What is being asked => Extract all of the data and reproduce it precisely.
──────
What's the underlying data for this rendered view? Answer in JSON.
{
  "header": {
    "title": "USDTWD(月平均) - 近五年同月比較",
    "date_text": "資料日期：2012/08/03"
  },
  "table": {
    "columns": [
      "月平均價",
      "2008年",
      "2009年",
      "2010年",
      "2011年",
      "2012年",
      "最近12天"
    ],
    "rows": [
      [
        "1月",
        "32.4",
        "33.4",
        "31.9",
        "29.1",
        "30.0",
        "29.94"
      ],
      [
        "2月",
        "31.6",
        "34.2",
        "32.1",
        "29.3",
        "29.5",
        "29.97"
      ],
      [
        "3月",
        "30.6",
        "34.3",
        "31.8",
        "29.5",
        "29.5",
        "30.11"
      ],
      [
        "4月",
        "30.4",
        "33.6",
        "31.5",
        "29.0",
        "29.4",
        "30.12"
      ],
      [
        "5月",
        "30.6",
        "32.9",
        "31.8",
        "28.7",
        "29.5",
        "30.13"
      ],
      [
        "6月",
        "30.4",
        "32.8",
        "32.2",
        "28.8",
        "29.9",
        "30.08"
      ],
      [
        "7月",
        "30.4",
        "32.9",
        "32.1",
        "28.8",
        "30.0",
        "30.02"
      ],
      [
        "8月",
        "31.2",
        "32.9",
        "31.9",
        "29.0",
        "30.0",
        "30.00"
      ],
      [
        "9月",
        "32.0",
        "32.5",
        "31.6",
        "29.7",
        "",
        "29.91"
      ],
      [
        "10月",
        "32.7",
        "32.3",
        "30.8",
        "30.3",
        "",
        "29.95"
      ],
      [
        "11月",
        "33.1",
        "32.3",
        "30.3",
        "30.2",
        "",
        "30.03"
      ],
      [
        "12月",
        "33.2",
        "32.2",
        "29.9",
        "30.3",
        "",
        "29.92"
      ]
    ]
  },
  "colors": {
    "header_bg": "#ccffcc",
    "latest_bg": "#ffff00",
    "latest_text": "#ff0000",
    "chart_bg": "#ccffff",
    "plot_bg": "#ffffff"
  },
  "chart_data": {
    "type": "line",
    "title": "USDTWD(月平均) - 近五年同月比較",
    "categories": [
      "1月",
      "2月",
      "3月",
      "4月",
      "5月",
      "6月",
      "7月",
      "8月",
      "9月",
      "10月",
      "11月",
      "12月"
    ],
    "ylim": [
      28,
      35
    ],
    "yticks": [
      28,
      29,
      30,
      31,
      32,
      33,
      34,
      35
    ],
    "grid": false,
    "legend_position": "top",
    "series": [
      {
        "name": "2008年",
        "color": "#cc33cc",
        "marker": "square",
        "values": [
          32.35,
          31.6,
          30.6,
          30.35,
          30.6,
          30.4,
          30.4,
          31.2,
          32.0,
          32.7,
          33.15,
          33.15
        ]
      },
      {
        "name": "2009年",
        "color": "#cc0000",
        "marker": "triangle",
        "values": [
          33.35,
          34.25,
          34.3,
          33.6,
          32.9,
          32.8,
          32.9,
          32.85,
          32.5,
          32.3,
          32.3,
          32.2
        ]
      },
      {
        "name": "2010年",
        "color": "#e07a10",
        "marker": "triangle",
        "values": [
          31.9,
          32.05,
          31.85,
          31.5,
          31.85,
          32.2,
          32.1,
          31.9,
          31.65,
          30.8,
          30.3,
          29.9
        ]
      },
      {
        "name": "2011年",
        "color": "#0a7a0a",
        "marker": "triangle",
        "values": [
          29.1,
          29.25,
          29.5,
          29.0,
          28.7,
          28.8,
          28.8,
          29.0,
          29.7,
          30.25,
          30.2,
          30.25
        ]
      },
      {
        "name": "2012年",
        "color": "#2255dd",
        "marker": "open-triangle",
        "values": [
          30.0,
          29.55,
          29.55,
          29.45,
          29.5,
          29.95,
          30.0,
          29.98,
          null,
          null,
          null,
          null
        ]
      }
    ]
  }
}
──────
Reply =>
What's the underlying data for this rendered view? Answer in JSON.
{
  "header": {
    "title": "USDTWD(月平均) - 近五年同月比較",
    "date_text": "資料日期：2012/08/03"
  },
  "table": {
    "columns": [
      "月平均價",
      "2008年",
      "2009年",
      "2010年",
      "2011年",
      "2012年",
      "最近12天"
    ],
    "rows": [
      [
        "1月",
        "32.4",
        "33.4",
        "31.9",
        "29.1",
        "30.0",
        "29.94"
      ],
      [
        "2月",
        "31.6",
        "34.2",
        "32.1",
        "29.3",
        "29.5",
        "29.97"
      ],
      [
        "3月",
        "30.6",
        "34.3",
        "31.8",
        "29.5",
        "29.5",
        "30.11"
      ],
      [
        "4月",
        "30.4",
        "33.6",
        "31.5",
        "29.0",
        "29.4",
        "30.12"
      ],
      [
        "5月",
        "30.6",
        "32.9",
        "31.8",
        "28.7",
        "29.5",
        "30.13"
      ],
      [
        "6月",
        "30.4",
        "32.8",
        "32.2",
        "28.8",
        "29.9",
        "30.08"
      ],
      [
        "7月",
        "30.4",
        "32.9",
        "32.1",
        "28.8",
        "30.0",
        "30.02"
      ],
      [
        "8月",
        "31.2",
        "32.9",
        "31.9",
        "29.0",
        "30.0",
        "30.00"
      ],
      [
        "9月",
        "32.0",
        "32.5",
        "31.6",
        "29.7",
        "",
        "29.91"
      ],
      [
        "10月",
        "32.7",
        "32.3",
        "30.8",
        "30.3",
        "",
        "29.95"
      ],
      [
        "11月",
        "33.1",
        "32.3",
        "30.3",
        "30.2",
        "",
        "30.03"
      ],
      [
        "12月",
        "33.2",
        "32.2",
        "29.9",
        "30.3",
        "",
        "29.92"
      ]
    ]
  },
  "colors": {
    "header_bg": "#ccffcc",
    "latest_bg": "#ffff00",
    "latest_text": "#ff0000",
    "chart_bg": "#ccffff",
    "plot_bg": "#ffffff"
  },
  "chart_data": {
    "type": "line",
    "title": "USDTWD(月平均) - 近五年同月比較",
    "categories": [
      "1月",
      "2月",
      "3月",
      "4月",
      "5月",
      "6月",
      "7月",
      "8月",
      "9月",
      "10月",
      "11月",
      "12月"
    ],
    "ylim": [
      28,
      35
    ],
    "yticks": [
      28,
      29,
      30,
      31,
      32,
      33,
      34,
      35
    ],
    "grid": false,
    "legend_position": "top",
    "series": [
      {
        "name": "2008年",
        "color": "#cc33cc",
        "marker": "square",
        "values": [
          32.35,
          31.6,
          30.6,
          30.35,
          30.6,
          30.4,
          30.4,
          31.2,
          32.0,
          32.7,
          33.15,
          33.15
        ]
      },
      {
        "name": "2009年",
        "color": "#cc0000",
        "marker": "triangle",
        "values": [
          33.35,
          34.25,
          34.3,
          33.6,
          32.9,
          32.8,
          32.9,
          32.85,
          32.5,
          32.3,
          32.3,
          32.2
        ]
      },
      {
        "name": "2010年",
        "color": "#e07a10",
        "marker": "triangle",
        "values": [
          31.9,
          32.05,
          31.85,
          31.5,
          31.85,
          32.2,
          32.1,
          31.9,
          31.65,
          30.8,
          30.3,
          29.9
        ]
      },
      {
        "name": "2011年",
        "color": "#0a7a0a",
        "marker": "triangle",
        "values": [
          29.1,
          29.25,
          29.5,
          29.0,
          28.7,
          28.8,
          28.8,
          29.0,
          29.7,
          30.25,
          30.2,
          30.25
        ]
      },
      {
        "name": "2012年",
        "color": "#2255dd",
        "marker": "open-triangle",
        "values": [
          30.0,
          29.55,
          29.55,
          29.45,
          29.5,
          29.95,
          30.0,
          29.98,
          null,
          null,
          null,
          null
        ]
      }
    ]
  }
}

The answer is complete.